= INPUT DATA =
+++++
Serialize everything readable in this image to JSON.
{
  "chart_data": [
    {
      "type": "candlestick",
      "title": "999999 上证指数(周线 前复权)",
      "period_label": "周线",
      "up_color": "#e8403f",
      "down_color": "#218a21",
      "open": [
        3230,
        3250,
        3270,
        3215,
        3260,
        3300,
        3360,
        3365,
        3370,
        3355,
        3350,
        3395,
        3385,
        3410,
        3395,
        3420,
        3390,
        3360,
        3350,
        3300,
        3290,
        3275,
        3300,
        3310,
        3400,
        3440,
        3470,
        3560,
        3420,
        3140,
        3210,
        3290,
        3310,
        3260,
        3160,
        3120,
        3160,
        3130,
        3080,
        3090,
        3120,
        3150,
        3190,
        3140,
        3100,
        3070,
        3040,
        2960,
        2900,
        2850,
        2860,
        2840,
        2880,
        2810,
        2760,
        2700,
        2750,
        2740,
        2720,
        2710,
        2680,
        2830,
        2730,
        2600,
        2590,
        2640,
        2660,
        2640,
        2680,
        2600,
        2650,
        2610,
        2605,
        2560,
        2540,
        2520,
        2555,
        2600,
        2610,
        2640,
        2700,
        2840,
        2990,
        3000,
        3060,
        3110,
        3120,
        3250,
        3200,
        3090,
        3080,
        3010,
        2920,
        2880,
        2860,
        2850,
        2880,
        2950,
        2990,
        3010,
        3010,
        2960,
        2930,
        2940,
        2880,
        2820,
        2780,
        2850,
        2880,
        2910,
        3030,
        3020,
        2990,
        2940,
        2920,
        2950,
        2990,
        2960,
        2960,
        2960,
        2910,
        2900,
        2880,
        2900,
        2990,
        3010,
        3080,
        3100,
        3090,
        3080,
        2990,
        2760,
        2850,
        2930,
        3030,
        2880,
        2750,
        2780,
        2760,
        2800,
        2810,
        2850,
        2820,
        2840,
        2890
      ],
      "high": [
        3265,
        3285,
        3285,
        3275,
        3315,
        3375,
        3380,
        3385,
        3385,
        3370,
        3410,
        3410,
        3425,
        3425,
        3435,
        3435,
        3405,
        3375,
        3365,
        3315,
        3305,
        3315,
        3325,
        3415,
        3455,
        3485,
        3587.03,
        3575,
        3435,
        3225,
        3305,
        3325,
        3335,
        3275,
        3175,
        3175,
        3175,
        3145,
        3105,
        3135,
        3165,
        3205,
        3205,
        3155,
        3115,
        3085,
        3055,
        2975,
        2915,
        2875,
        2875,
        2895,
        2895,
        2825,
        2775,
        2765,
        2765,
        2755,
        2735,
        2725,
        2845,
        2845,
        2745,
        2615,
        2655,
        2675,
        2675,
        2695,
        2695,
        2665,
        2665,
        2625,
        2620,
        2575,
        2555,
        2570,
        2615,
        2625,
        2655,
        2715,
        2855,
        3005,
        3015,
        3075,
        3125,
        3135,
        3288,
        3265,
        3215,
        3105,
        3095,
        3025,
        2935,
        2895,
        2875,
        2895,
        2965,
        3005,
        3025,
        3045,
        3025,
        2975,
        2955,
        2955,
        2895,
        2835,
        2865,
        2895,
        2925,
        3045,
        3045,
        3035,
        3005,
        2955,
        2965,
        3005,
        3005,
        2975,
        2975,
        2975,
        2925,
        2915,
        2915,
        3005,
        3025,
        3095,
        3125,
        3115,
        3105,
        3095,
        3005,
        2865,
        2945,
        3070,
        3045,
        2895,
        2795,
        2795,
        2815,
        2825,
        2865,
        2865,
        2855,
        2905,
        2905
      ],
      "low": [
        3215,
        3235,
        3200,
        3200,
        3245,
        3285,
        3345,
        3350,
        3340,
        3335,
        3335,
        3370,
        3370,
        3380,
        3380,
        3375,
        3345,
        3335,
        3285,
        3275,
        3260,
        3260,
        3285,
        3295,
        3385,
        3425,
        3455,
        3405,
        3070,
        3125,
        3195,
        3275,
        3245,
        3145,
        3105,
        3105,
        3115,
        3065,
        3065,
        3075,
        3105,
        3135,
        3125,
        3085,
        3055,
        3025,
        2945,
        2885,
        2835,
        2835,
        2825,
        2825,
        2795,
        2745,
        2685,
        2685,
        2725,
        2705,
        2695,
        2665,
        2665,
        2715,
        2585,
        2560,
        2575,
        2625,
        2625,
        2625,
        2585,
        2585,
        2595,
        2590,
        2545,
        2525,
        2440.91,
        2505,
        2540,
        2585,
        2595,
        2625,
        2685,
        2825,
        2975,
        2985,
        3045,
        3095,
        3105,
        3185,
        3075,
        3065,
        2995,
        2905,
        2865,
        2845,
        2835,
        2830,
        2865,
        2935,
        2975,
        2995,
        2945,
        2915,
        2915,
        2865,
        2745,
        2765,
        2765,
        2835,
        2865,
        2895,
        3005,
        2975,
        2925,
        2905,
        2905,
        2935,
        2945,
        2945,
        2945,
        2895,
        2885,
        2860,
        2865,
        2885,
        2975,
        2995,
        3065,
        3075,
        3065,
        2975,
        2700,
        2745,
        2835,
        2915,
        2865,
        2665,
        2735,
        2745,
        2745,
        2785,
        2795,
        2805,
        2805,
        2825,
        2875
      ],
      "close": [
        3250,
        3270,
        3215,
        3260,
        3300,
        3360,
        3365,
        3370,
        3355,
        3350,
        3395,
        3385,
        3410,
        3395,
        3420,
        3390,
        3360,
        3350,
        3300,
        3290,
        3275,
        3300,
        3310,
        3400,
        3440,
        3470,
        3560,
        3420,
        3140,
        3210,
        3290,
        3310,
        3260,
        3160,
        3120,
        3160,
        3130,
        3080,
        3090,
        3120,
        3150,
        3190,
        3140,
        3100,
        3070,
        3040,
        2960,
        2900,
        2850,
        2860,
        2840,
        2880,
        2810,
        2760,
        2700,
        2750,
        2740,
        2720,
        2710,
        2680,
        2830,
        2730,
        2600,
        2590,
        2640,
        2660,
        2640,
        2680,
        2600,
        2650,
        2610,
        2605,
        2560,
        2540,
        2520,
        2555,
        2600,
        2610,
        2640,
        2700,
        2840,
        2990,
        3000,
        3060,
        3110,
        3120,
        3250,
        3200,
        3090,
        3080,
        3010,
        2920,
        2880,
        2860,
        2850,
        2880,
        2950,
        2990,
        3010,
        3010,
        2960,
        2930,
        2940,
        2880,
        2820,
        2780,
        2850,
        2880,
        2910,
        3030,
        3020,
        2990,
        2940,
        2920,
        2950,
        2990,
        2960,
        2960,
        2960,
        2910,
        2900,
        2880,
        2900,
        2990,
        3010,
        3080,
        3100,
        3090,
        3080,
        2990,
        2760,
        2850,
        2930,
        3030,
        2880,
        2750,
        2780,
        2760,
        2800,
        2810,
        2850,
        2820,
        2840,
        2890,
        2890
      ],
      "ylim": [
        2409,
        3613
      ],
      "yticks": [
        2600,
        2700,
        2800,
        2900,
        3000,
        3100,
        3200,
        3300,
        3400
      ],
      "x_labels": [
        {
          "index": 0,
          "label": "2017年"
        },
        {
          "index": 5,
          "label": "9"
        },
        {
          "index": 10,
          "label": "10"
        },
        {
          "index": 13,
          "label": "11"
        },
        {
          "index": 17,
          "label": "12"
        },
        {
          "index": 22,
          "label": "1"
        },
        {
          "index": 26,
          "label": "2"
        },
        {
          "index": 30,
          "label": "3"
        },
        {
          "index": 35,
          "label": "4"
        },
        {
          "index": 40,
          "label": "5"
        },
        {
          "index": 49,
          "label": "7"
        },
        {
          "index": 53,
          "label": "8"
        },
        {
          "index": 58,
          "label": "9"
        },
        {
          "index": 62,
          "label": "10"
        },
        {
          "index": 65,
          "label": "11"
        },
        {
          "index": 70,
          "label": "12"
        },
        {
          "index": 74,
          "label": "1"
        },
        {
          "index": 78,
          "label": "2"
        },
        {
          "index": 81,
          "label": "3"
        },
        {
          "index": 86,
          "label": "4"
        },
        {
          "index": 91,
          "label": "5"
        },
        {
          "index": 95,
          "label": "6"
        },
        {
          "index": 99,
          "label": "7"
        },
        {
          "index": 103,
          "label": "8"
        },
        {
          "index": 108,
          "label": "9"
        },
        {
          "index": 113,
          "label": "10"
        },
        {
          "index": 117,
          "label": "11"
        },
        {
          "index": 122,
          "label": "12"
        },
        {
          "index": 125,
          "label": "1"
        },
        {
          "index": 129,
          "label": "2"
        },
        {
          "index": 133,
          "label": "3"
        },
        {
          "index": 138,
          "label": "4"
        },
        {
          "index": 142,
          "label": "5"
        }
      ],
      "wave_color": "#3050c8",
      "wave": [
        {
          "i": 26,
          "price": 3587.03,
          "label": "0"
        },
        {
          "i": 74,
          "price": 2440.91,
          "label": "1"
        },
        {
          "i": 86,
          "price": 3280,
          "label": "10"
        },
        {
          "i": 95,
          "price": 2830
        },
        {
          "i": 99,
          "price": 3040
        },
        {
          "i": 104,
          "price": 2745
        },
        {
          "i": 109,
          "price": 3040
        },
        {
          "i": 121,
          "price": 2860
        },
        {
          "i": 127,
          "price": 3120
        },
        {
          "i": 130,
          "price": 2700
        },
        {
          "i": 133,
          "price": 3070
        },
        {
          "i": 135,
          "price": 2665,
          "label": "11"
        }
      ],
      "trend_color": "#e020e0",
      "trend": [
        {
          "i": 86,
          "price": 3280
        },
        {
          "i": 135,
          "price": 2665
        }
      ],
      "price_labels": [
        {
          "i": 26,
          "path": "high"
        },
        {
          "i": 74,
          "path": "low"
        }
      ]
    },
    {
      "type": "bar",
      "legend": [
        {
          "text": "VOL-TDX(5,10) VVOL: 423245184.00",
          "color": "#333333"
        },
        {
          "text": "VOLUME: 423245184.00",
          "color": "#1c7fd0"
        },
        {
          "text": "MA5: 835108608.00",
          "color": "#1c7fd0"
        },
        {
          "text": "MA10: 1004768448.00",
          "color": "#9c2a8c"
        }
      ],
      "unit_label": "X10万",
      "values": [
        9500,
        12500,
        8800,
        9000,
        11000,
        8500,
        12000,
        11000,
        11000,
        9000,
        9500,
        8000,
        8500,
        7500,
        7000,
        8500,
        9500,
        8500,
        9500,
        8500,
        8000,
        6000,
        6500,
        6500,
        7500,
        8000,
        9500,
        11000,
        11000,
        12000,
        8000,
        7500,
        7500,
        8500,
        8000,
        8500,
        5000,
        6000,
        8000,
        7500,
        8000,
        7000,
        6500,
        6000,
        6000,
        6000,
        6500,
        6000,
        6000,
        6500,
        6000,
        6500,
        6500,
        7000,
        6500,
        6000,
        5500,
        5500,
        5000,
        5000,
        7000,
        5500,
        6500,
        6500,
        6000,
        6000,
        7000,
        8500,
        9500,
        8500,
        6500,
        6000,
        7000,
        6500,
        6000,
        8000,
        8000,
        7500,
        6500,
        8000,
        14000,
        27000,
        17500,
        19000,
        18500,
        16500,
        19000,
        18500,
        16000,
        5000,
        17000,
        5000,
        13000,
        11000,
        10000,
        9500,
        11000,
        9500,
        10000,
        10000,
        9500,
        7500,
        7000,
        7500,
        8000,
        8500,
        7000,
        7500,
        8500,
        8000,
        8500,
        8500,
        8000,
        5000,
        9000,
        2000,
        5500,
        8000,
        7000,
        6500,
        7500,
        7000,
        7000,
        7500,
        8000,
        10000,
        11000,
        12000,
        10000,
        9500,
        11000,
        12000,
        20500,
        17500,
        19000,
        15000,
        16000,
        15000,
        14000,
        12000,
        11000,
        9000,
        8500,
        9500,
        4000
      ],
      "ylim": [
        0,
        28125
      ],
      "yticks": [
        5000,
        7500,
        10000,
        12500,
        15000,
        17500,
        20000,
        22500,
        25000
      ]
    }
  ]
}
+++++
Of the lines above, how many include the word "text"? Reply with the number alone.

4